- _Provided information_:
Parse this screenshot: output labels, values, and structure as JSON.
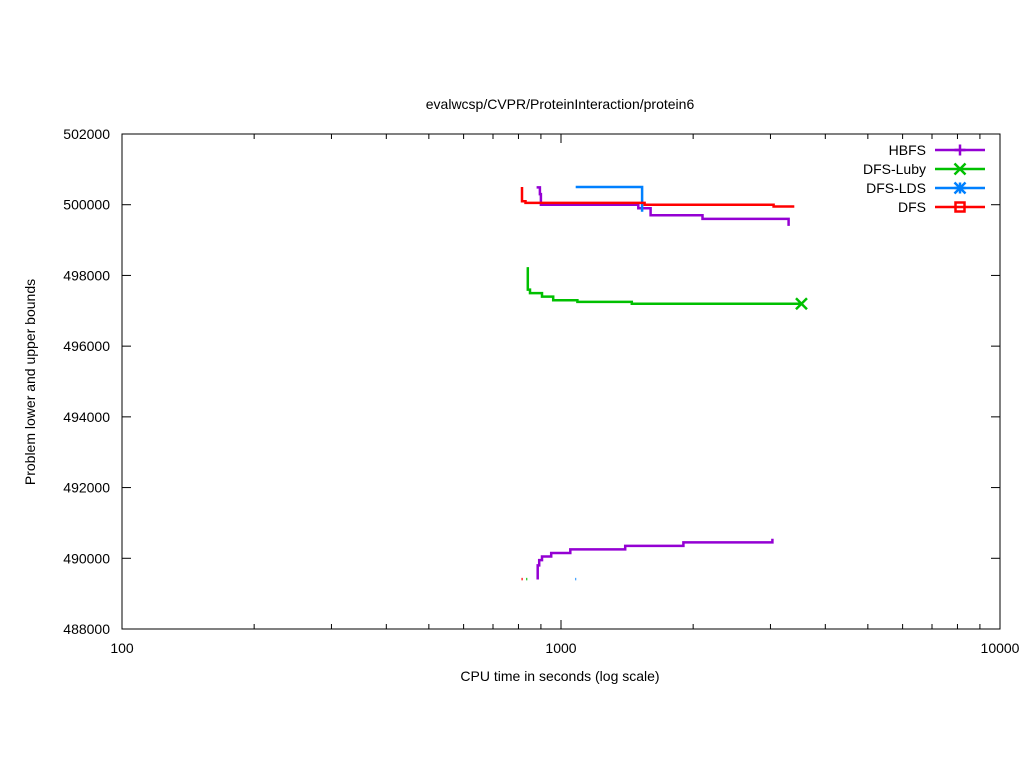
{
  "chart_data": {
    "type": "line",
    "title": "evalwcsp/CVPR/ProteinInteraction/protein6",
    "xlabel": "CPU time in seconds (log scale)",
    "ylabel": "Problem lower and upper bounds",
    "xscale": "log",
    "xlim": [
      100,
      10000
    ],
    "ylim": [
      488000,
      502000
    ],
    "grid": false,
    "legend_position": "top-right",
    "x_ticks": [
      {
        "value": 100,
        "label": "100"
      },
      {
        "value": 1000,
        "label": "1000"
      },
      {
        "value": 10000,
        "label": "10000"
      }
    ],
    "y_ticks": [
      {
        "value": 488000,
        "label": "488000"
      },
      {
        "value": 490000,
        "label": "490000"
      },
      {
        "value": 492000,
        "label": "492000"
      },
      {
        "value": 494000,
        "label": "494000"
      },
      {
        "value": 496000,
        "label": "496000"
      },
      {
        "value": 498000,
        "label": "498000"
      },
      {
        "value": 500000,
        "label": "500000"
      },
      {
        "value": 502000,
        "label": "502000"
      }
    ],
    "series": [
      {
        "name": "HBFS",
        "color": "#9400d3",
        "marker": "plus",
        "marker_last": false,
        "paths": [
          [
            [
              880,
              500490
            ],
            [
              895,
              500490
            ],
            [
              895,
              500300
            ],
            [
              900,
              500300
            ],
            [
              900,
              500000
            ],
            [
              1500,
              500000
            ],
            [
              1500,
              499900
            ],
            [
              1600,
              499900
            ],
            [
              1600,
              499700
            ],
            [
              2100,
              499700
            ],
            [
              2100,
              499600
            ],
            [
              3300,
              499600
            ],
            [
              3300,
              499400
            ]
          ],
          [
            [
              885,
              489400
            ],
            [
              885,
              489800
            ],
            [
              892,
              489800
            ],
            [
              892,
              489950
            ],
            [
              905,
              489950
            ],
            [
              905,
              490050
            ],
            [
              950,
              490050
            ],
            [
              950,
              490150
            ],
            [
              1050,
              490150
            ],
            [
              1050,
              490250
            ],
            [
              1400,
              490250
            ],
            [
              1400,
              490350
            ],
            [
              1900,
              490350
            ],
            [
              1900,
              490450
            ],
            [
              3030,
              490450
            ],
            [
              3030,
              490550
            ]
          ]
        ]
      },
      {
        "name": "DFS-Luby",
        "color": "#00c000",
        "marker": "cross",
        "marker_last": true,
        "paths": [
          [
            [
              835,
              498200
            ],
            [
              840,
              498200
            ],
            [
              840,
              497600
            ],
            [
              850,
              497600
            ],
            [
              850,
              497500
            ],
            [
              905,
              497500
            ],
            [
              905,
              497400
            ],
            [
              960,
              497400
            ],
            [
              960,
              497300
            ],
            [
              1090,
              497300
            ],
            [
              1090,
              497250
            ],
            [
              1450,
              497250
            ],
            [
              1450,
              497200
            ],
            [
              3530,
              497200
            ]
          ],
          [
            [
              833,
              489410
            ],
            [
              838,
              489410
            ]
          ]
        ]
      },
      {
        "name": "DFS-LDS",
        "color": "#0080ff",
        "marker": "star",
        "marker_last": false,
        "paths": [
          [
            [
              1080,
              500500
            ],
            [
              1530,
              500500
            ],
            [
              1530,
              499800
            ]
          ],
          [
            [
              1078,
              489410
            ],
            [
              1083,
              489410
            ]
          ]
        ]
      },
      {
        "name": "DFS",
        "color": "#ff0000",
        "marker": "square",
        "marker_last": false,
        "paths": [
          [
            [
              815,
              500500
            ],
            [
              815,
              500100
            ],
            [
              830,
              500100
            ],
            [
              830,
              500050
            ],
            [
              1550,
              500050
            ],
            [
              1550,
              500000
            ],
            [
              3050,
              500000
            ],
            [
              3050,
              499950
            ],
            [
              3400,
              499950
            ]
          ],
          [
            [
              813,
              489410
            ],
            [
              818,
              489410
            ]
          ]
        ]
      }
    ]
  }
}
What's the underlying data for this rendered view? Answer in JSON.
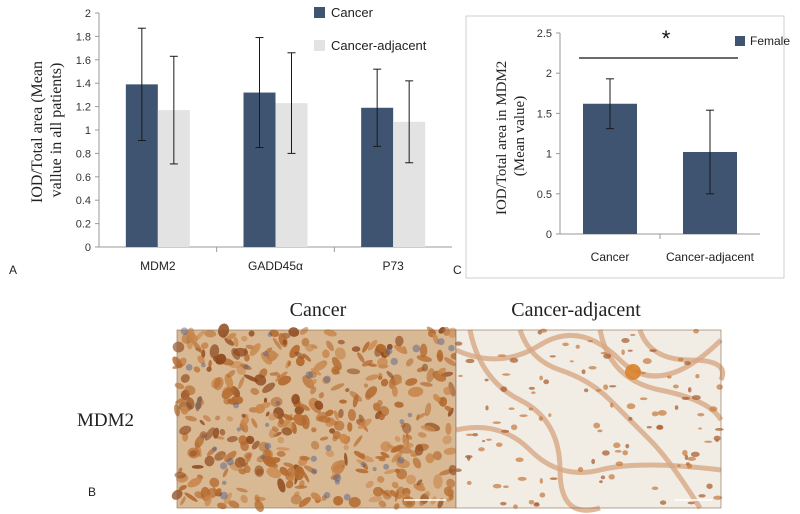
{
  "panel_letters": {
    "a": "A",
    "b": "B",
    "c": "C"
  },
  "colors": {
    "cancer": "#3f5470",
    "adjacent": "#e3e3e3",
    "axis": "#9a9a9a",
    "error": "#1a1a1a"
  },
  "chart_data": [
    {
      "type": "bar",
      "panel": "A",
      "ylabel": "IOD/Total area (Mean value in all patients)",
      "ylabel_lines": [
        "IOD/Total area (Mean",
        "vallue in all patients)"
      ],
      "categories": [
        "MDM2",
        "GADD45α",
        "P73"
      ],
      "ylim": [
        0,
        2
      ],
      "yticks": [
        "0",
        "0.2",
        "0.4",
        "0.6",
        "0.8",
        "1",
        "1.2",
        "1.4",
        "1.6",
        "1.8",
        "2"
      ],
      "legend_position": "top-right",
      "series": [
        {
          "name": "Cancer",
          "values": [
            1.39,
            1.32,
            1.19
          ],
          "error": [
            0.48,
            0.47,
            0.33
          ]
        },
        {
          "name": "Cancer-adjacent",
          "values": [
            1.17,
            1.23,
            1.07
          ],
          "error": [
            0.46,
            0.43,
            0.35
          ]
        }
      ]
    },
    {
      "type": "bar",
      "panel": "C",
      "ylabel": "IOD/Total area in MDM2 (Mean value)",
      "ylabel_lines": [
        "IOD/Total area in MDM2",
        "(Mean value)"
      ],
      "categories": [
        "Cancer",
        "Cancer-adjacent"
      ],
      "ylim": [
        0,
        2.5
      ],
      "yticks": [
        "0",
        "0.5",
        "1",
        "1.5",
        "2",
        "2.5"
      ],
      "legend_position": "top-right",
      "series": [
        {
          "name": "Female",
          "values": [
            1.62,
            1.02
          ],
          "error": [
            0.31,
            0.52
          ]
        }
      ],
      "annotation": "*"
    }
  ],
  "micrographs": {
    "left_title": "Cancer",
    "right_title": "Cancer-adjacent",
    "row_label": "MDM2"
  }
}
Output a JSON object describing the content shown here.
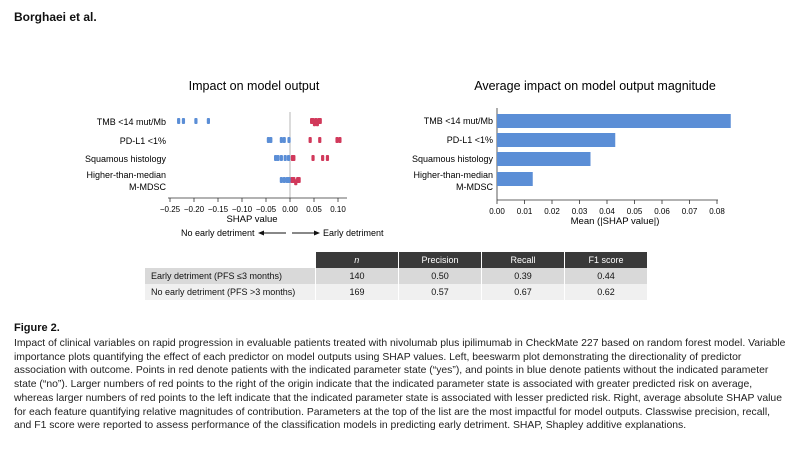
{
  "header": {
    "author": "Borghaei et al."
  },
  "beeswarm": {
    "title": "Impact on model output",
    "xlabel": "SHAP value",
    "xticks": [
      "−0.25",
      "−0.20",
      "−0.15",
      "−0.10",
      "−0.05",
      "0.00",
      "0.05",
      "0.10"
    ],
    "arrow_left": "No early detriment",
    "arrow_right": "Early detriment",
    "features": [
      "TMB <14 mut/Mb",
      "PD-L1 <1%",
      "Squamous histology",
      "Higher-than-median",
      "M-MDSC"
    ],
    "colors": {
      "yes": "#d1395b",
      "no": "#5b8ed6"
    }
  },
  "bar": {
    "title": "Average impact on model output magnitude",
    "xlabel": "Mean (|SHAP value|)",
    "xticks": [
      "0.00",
      "0.01",
      "0.02",
      "0.03",
      "0.04",
      "0.05",
      "0.06",
      "0.07",
      "0.08"
    ],
    "labels": [
      "TMB <14 mut/Mb",
      "PD-L1 <1%",
      "Squamous histology",
      "Higher-than-median",
      "M-MDSC"
    ],
    "color": "#5b8ed6"
  },
  "chart_data": [
    {
      "type": "scatter",
      "title": "Impact on model output",
      "xlabel": "SHAP value",
      "xlim": [
        -0.27,
        0.12
      ],
      "categories": [
        "TMB <14 mut/Mb",
        "PD-L1 <1%",
        "Squamous histology",
        "Higher-than-median M-MDSC"
      ],
      "series": [
        {
          "name": "yes",
          "points": [
            {
              "feature": 0,
              "x": 0.045
            },
            {
              "feature": 0,
              "x": 0.048
            },
            {
              "feature": 0,
              "x": 0.051
            },
            {
              "feature": 0,
              "x": 0.054
            },
            {
              "feature": 0,
              "x": 0.057
            },
            {
              "feature": 0,
              "x": 0.06
            },
            {
              "feature": 0,
              "x": 0.063
            },
            {
              "feature": 1,
              "x": 0.042
            },
            {
              "feature": 1,
              "x": 0.062
            },
            {
              "feature": 1,
              "x": 0.098
            },
            {
              "feature": 1,
              "x": 0.104
            },
            {
              "feature": 2,
              "x": 0.005
            },
            {
              "feature": 2,
              "x": 0.008
            },
            {
              "feature": 2,
              "x": 0.048
            },
            {
              "feature": 2,
              "x": 0.068
            },
            {
              "feature": 2,
              "x": 0.078
            },
            {
              "feature": 3,
              "x": 0.004
            },
            {
              "feature": 3,
              "x": 0.008
            },
            {
              "feature": 3,
              "x": 0.012
            },
            {
              "feature": 3,
              "x": 0.016
            },
            {
              "feature": 3,
              "x": 0.019
            }
          ]
        },
        {
          "name": "no",
          "points": [
            {
              "feature": 0,
              "x": -0.232
            },
            {
              "feature": 0,
              "x": -0.222
            },
            {
              "feature": 0,
              "x": -0.196
            },
            {
              "feature": 0,
              "x": -0.17
            },
            {
              "feature": 1,
              "x": -0.045
            },
            {
              "feature": 1,
              "x": -0.04
            },
            {
              "feature": 1,
              "x": -0.018
            },
            {
              "feature": 1,
              "x": -0.012
            },
            {
              "feature": 1,
              "x": -0.002
            },
            {
              "feature": 2,
              "x": -0.03
            },
            {
              "feature": 2,
              "x": -0.025
            },
            {
              "feature": 2,
              "x": -0.018
            },
            {
              "feature": 2,
              "x": -0.01
            },
            {
              "feature": 2,
              "x": -0.003
            },
            {
              "feature": 3,
              "x": -0.018
            },
            {
              "feature": 3,
              "x": -0.012
            },
            {
              "feature": 3,
              "x": -0.006
            },
            {
              "feature": 3,
              "x": -0.002
            }
          ]
        }
      ]
    },
    {
      "type": "bar",
      "title": "Average impact on model output magnitude",
      "xlabel": "Mean (|SHAP value|)",
      "categories": [
        "TMB <14 mut/Mb",
        "PD-L1 <1%",
        "Squamous histology",
        "Higher-than-median M-MDSC"
      ],
      "values": [
        0.085,
        0.043,
        0.034,
        0.013
      ],
      "xlim": [
        0,
        0.086
      ]
    },
    {
      "type": "table",
      "columns": [
        "",
        "n",
        "Precision",
        "Recall",
        "F1 score"
      ],
      "rows": [
        [
          "Early detriment (PFS ≤3 months)",
          "140",
          "0.50",
          "0.39",
          "0.44"
        ],
        [
          "No early detriment (PFS >3 months)",
          "169",
          "0.57",
          "0.67",
          "0.62"
        ]
      ]
    }
  ],
  "figure": {
    "label": "Figure 2.",
    "caption": "Impact of clinical variables on rapid progression in evaluable patients treated with nivolumab plus ipilimumab in CheckMate 227 based on random forest model. Variable importance plots quantifying the effect of each predictor on model outputs using SHAP values. Left, beeswarm plot demonstrating the directionality of predictor association with outcome. Points in red denote patients with the indicated parameter state (“yes”), and points in blue denote patients without the indicated parameter state (“no”). Larger numbers of red points to the right of the origin indicate that the indicated parameter state is associated with greater predicted risk on average, whereas larger numbers of red points to the left indicate that the indicated parameter state is associated with lesser predicted risk. Right, average absolute SHAP value for each feature quantifying relative magnitudes of contribution. Parameters at the top of the list are the most impactful for model outputs. Classwise precision, recall, and F1 score were reported to assess performance of the classification models in predicting early detriment. SHAP, Shapley additive explanations."
  }
}
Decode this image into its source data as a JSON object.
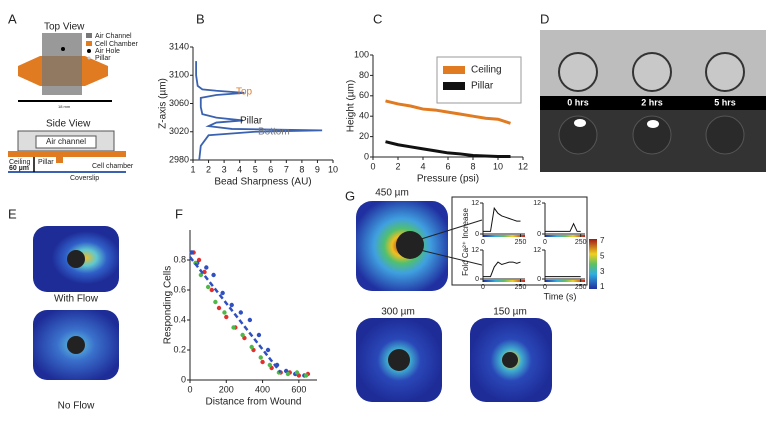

- _Work task_:
Every line above that has the string "this" needs to be copied.

- _Solution_:
Parse this screenshot: output labels, values, and structure as JSON.
What's the underlying data for this rendered view? Answer in JSON.
Decode this image into its source data as a JSON object.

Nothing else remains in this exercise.